■ Written request
Output each entry verbatim and exclude every picture from it.

■ Provided data

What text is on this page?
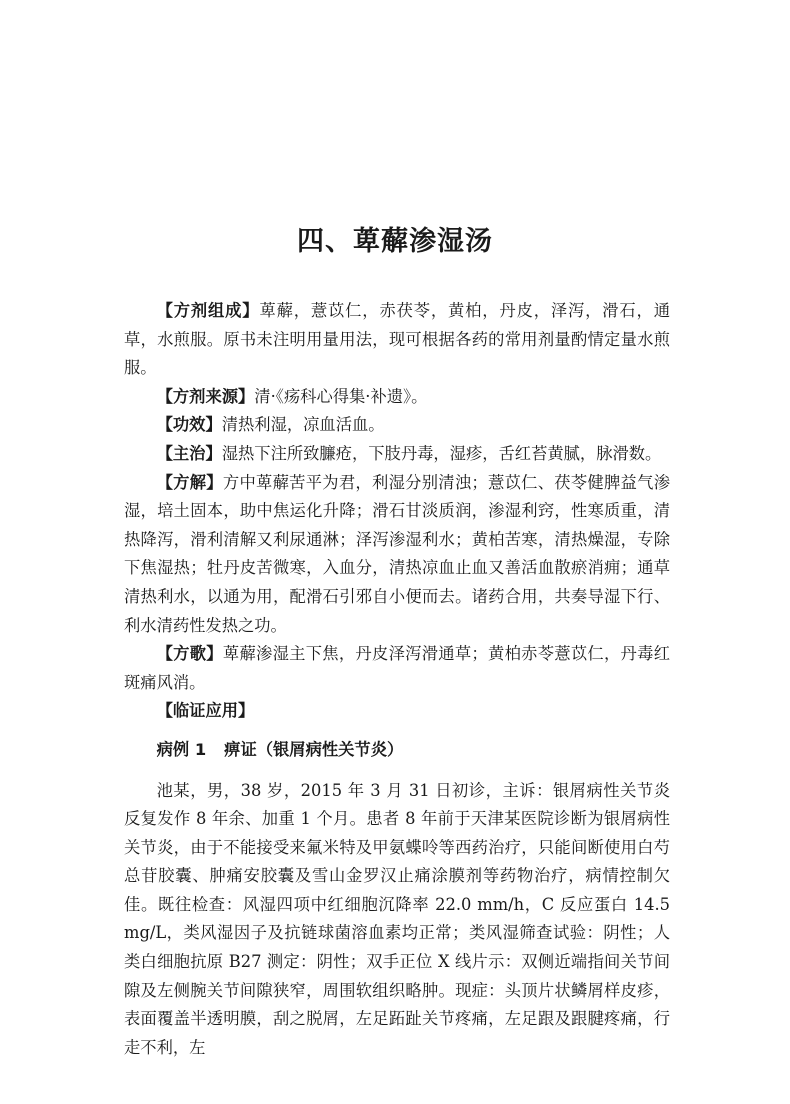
四、萆薢渗湿汤

【方剂组成】萆薢，薏苡仁，赤茯苓，黄柏，丹皮，泽泻，滑石，通草，水煎服。原书未注明用量用法，现可根据各药的常用剂量酌情定量水煎服。

【方剂来源】清·《疡科心得集·补遗》。

【功效】清热利湿，凉血活血。

【主治】湿热下注所致臁疮，下肢丹毒，湿疹，舌红苔黄腻，脉滑数。

【方解】方中萆薢苦平为君，利湿分别清浊；薏苡仁、茯苓健脾益气渗湿，培土固本，助中焦运化升降；滑石甘淡质润，渗湿利窍，性寒质重，清热降泻，滑利清解又利尿通淋；泽泻渗湿利水；黄柏苦寒，清热燥湿，专除下焦湿热；牡丹皮苦微寒，入血分，清热凉血止血又善活血散瘀消痈；通草清热利水，以通为用，配滑石引邪自小便而去。诸药合用，共奏导湿下行、利水清药性发热之功。

【方歌】萆薢渗湿主下焦，丹皮泽泻滑通草；黄柏赤苓薏苡仁，丹毒红斑痛风消。

【临证应用】

病例 1 痹证（银屑病性关节炎）

池某，男，38 岁，2015 年 3 月 31 日初诊，主诉：银屑病性关节炎反复发作 8 年余、加重 1 个月。患者 8 年前于天津某医院诊断为银屑病性关节炎，由于不能接受来氟米特及甲氨蝶呤等西药治疗，只能间断使用白芍总苷胶囊、肿痛安胶囊及雪山金罗汉止痛涂膜剂等药物治疗，病情控制欠佳。既往检查：风湿四项中红细胞沉降率 22.0 mm/h，C 反应蛋白 14.5 mg/L，类风湿因子及抗链球菌溶血素均正常；类风湿筛查试验：阴性；人类白细胞抗原 B27 测定：阴性；双手正位 X 线片示：双侧近端指间关节间隙及左侧腕关节间隙狭窄，周围软组织略肿。现症：头顶片状鳞屑样皮疹，表面覆盖半透明膜，刮之脱屑，左足跖趾关节疼痛，左足跟及跟腱疼痛，行走不利，左
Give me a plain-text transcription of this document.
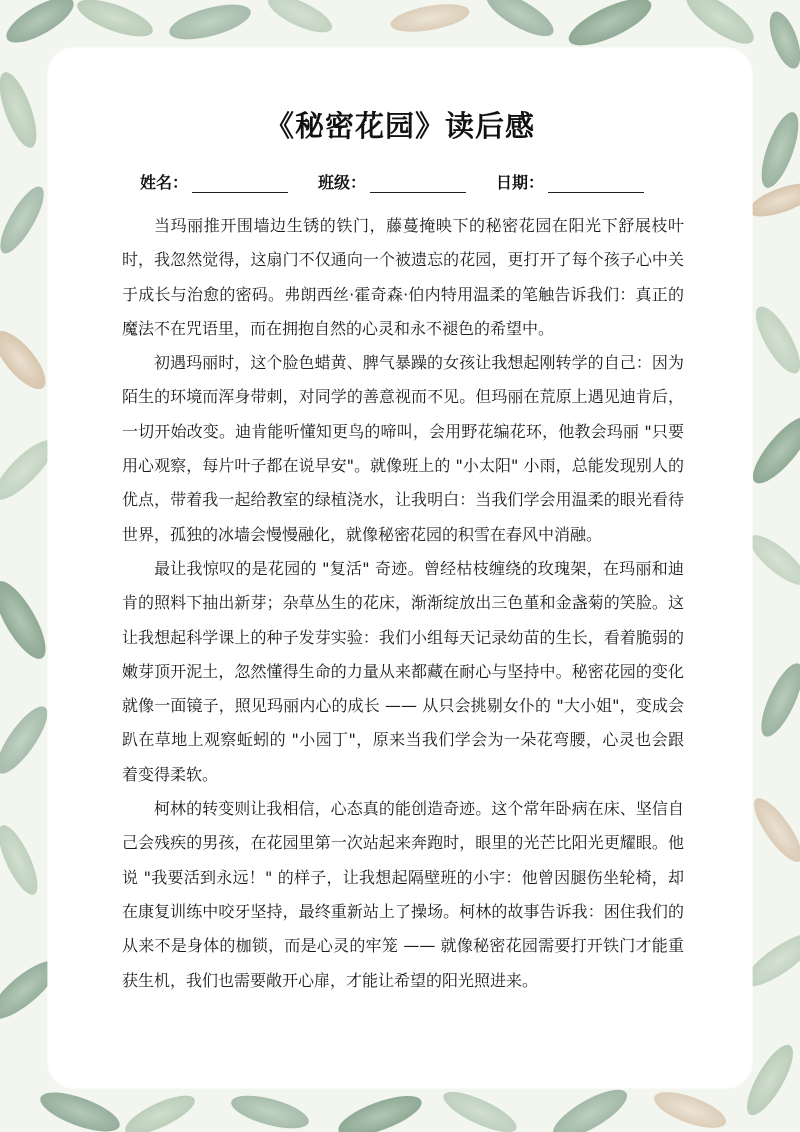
《秘密花园》读后感
姓名：	班级：	日期：

当玛丽推开围墙边生锈的铁门，藤蔓掩映下的秘密花园在阳光下舒展枝叶时，我忽然觉得，这扇门不仅通向一个被遗忘的花园，更打开了每个孩子心中关于成长与治愈的密码。弗朗西丝·霍奇森·伯内特用温柔的笔触告诉我们：真正的魔法不在咒语里，而在拥抱自然的心灵和永不褪色的希望中。

初遇玛丽时，这个脸色蜡黄、脾气暴躁的女孩让我想起刚转学的自己：因为陌生的环境而浑身带刺，对同学的善意视而不见。但玛丽在荒原上遇见迪肯后，一切开始改变。迪肯能听懂知更鸟的啼叫，会用野花编花环，他教会玛丽 "只要用心观察，每片叶子都在说早安"。就像班上的 "小太阳" 小雨，总能发现别人的优点，带着我一起给教室的绿植浇水，让我明白：当我们学会用温柔的眼光看待世界，孤独的冰墙会慢慢融化，就像秘密花园的积雪在春风中消融。

最让我惊叹的是花园的 "复活" 奇迹。曾经枯枝缠绕的玫瑰架，在玛丽和迪肯的照料下抽出新芽；杂草丛生的花床，渐渐绽放出三色堇和金盏菊的笑脸。这让我想起科学课上的种子发芽实验：我们小组每天记录幼苗的生长，看着脆弱的嫩芽顶开泥土，忽然懂得生命的力量从来都藏在耐心与坚持中。秘密花园的变化就像一面镜子，照见玛丽内心的成长 —— 从只会挑剔女仆的 "大小姐"，变成会趴在草地上观察蚯蚓的 "小园丁"，原来当我们学会为一朵花弯腰，心灵也会跟着变得柔软。

柯林的转变则让我相信，心态真的能创造奇迹。这个常年卧病在床、坚信自己会残疾的男孩，在花园里第一次站起来奔跑时，眼里的光芒比阳光更耀眼。他说 "我要活到永远！" 的样子，让我想起隔壁班的小宇：他曾因腿伤坐轮椅，却在康复训练中咬牙坚持，最终重新站上了操场。柯林的故事告诉我：困住我们的从来不是身体的枷锁，而是心灵的牢笼 —— 就像秘密花园需要打开铁门才能重获生机，我们也需要敞开心扉，才能让希望的阳光照进来。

■ Solution
What text is on this page?
四、萆薢渗湿汤

【方剂组成】萆薢，薏苡仁，赤茯苓，黄柏，丹皮，泽泻，滑石，通草，水煎服。原书未注明用量用法，现可根据各药的常用剂量酌情定量水煎服。

【方剂来源】清·《疡科心得集·补遗》。

【功效】清热利湿，凉血活血。

【主治】湿热下注所致臁疮，下肢丹毒，湿疹，舌红苔黄腻，脉滑数。

【方解】方中萆薢苦平为君，利湿分别清浊；薏苡仁、茯苓健脾益气渗湿，培土固本，助中焦运化升降；滑石甘淡质润，渗湿利窍，性寒质重，清热降泻，滑利清解又利尿通淋；泽泻渗湿利水；黄柏苦寒，清热燥湿，专除下焦湿热；牡丹皮苦微寒，入血分，清热凉血止血又善活血散瘀消痈；通草清热利水，以通为用，配滑石引邪自小便而去。诸药合用，共奏导湿下行、利水清药性发热之功。

【方歌】萆薢渗湿主下焦，丹皮泽泻滑通草；黄柏赤苓薏苡仁，丹毒红斑痛风消。

【临证应用】

病例 1 痹证（银屑病性关节炎）

池某，男，38 岁，2015 年 3 月 31 日初诊，主诉：银屑病性关节炎反复发作 8 年余、加重 1 个月。患者 8 年前于天津某医院诊断为银屑病性关节炎，由于不能接受来氟米特及甲氨蝶呤等西药治疗，只能间断使用白芍总苷胶囊、肿痛安胶囊及雪山金罗汉止痛涂膜剂等药物治疗，病情控制欠佳。既往检查：风湿四项中红细胞沉降率 22.0 mm/h，C 反应蛋白 14.5 mg/L，类风湿因子及抗链球菌溶血素均正常；类风湿筛查试验：阴性；人类白细胞抗原 B27 测定：阴性；双手正位 X 线片示：双侧近端指间关节间隙及左侧腕关节间隙狭窄，周围软组织略肿。现症：头顶片状鳞屑样皮疹，表面覆盖半透明膜，刮之脱屑，左足跖趾关节疼痛，左足跟及跟腱疼痛，行走不利，左
Give me a plain-text transcription of this document.
《秘密花园》读后感
姓名：	班级：	日期：

当玛丽推开围墙边生锈的铁门，藤蔓掩映下的秘密花园在阳光下舒展枝叶时，我忽然觉得，这扇门不仅通向一个被遗忘的花园，更打开了每个孩子心中关于成长与治愈的密码。弗朗西丝·霍奇森·伯内特用温柔的笔触告诉我们：真正的魔法不在咒语里，而在拥抱自然的心灵和永不褪色的希望中。

初遇玛丽时，这个脸色蜡黄、脾气暴躁的女孩让我想起刚转学的自己：因为陌生的环境而浑身带刺，对同学的善意视而不见。但玛丽在荒原上遇见迪肯后，一切开始改变。迪肯能听懂知更鸟的啼叫，会用野花编花环，他教会玛丽 "只要用心观察，每片叶子都在说早安"。就像班上的 "小太阳" 小雨，总能发现别人的优点，带着我一起给教室的绿植浇水，让我明白：当我们学会用温柔的眼光看待世界，孤独的冰墙会慢慢融化，就像秘密花园的积雪在春风中消融。

最让我惊叹的是花园的 "复活" 奇迹。曾经枯枝缠绕的玫瑰架，在玛丽和迪肯的照料下抽出新芽；杂草丛生的花床，渐渐绽放出三色堇和金盏菊的笑脸。这让我想起科学课上的种子发芽实验：我们小组每天记录幼苗的生长，看着脆弱的嫩芽顶开泥土，忽然懂得生命的力量从来都藏在耐心与坚持中。秘密花园的变化就像一面镜子，照见玛丽内心的成长 —— 从只会挑剔女仆的 "大小姐"，变成会趴在草地上观察蚯蚓的 "小园丁"，原来当我们学会为一朵花弯腰，心灵也会跟着变得柔软。

柯林的转变则让我相信，心态真的能创造奇迹。这个常年卧病在床、坚信自己会残疾的男孩，在花园里第一次站起来奔跑时，眼里的光芒比阳光更耀眼。他说 "我要活到永远！" 的样子，让我想起隔壁班的小宇：他曾因腿伤坐轮椅，却在康复训练中咬牙坚持，最终重新站上了操场。柯林的故事告诉我：困住我们的从来不是身体的枷锁，而是心灵的牢笼 —— 就像秘密花园需要打开铁门才能重获生机，我们也需要敞开心扉，才能让希望的阳光照进来。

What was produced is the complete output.